### [Prompt]
Print all of the data exactly.

═══

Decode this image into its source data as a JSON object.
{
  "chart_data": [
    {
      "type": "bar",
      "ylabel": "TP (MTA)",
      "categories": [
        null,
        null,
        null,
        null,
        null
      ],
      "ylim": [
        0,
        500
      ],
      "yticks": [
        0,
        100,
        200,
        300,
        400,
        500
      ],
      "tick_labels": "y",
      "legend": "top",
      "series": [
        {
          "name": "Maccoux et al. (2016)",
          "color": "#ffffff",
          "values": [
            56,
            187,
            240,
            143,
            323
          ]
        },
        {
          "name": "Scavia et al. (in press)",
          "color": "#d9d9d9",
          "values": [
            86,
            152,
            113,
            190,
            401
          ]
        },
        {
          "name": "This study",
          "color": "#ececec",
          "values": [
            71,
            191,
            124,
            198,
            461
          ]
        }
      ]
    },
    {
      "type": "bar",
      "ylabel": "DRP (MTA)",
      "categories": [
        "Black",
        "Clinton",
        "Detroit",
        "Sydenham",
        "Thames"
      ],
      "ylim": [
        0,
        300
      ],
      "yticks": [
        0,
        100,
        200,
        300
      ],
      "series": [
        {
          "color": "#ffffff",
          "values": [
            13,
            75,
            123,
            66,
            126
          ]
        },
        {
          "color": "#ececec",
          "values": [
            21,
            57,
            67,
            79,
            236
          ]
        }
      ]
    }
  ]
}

═══

### [Exercise response]
Decode this image into its source data as a JSON object.
{
  "chart_data": [
    {
      "type": "bar",
      "ylabel": "TP (MTA)",
      "categories": [
        null,
        null,
        null,
        null,
        null
      ],
      "ylim": [
        0,
        500
      ],
      "yticks": [
        0,
        100,
        200,
        300,
        400,
        500
      ],
      "tick_labels": "y",
      "legend": "top",
      "series": [
        {
          "name": "Maccoux et al. (2016)",
          "color": "#ffffff",
          "values": [
            56,
            187,
            240,
            143,
            323
          ]
        },
        {
          "name": "Scavia et al. (in press)",
          "color": "#d9d9d9",
          "values": [
            86,
            152,
            113,
            190,
            401
          ]
        },
        {
          "name": "This study",
          "color": "#ececec",
          "values": [
            71,
            191,
            124,
            198,
            461
          ]
        }
      ]
    },
    {
      "type": "bar",
      "ylabel": "DRP (MTA)",
      "categories": [
        "Black",
        "Clinton",
        "Detroit",
        "Sydenham",
        "Thames"
      ],
      "ylim": [
        0,
        300
      ],
      "yticks": [
        0,
        100,
        200,
        300
      ],
      "series": [
        {
          "color": "#ffffff",
          "values": [
            13,
            75,
            123,
            66,
            126
          ]
        },
        {
          "color": "#ececec",
          "values": [
            21,
            57,
            67,
            79,
            236
          ]
        }
      ]
    }
  ]
}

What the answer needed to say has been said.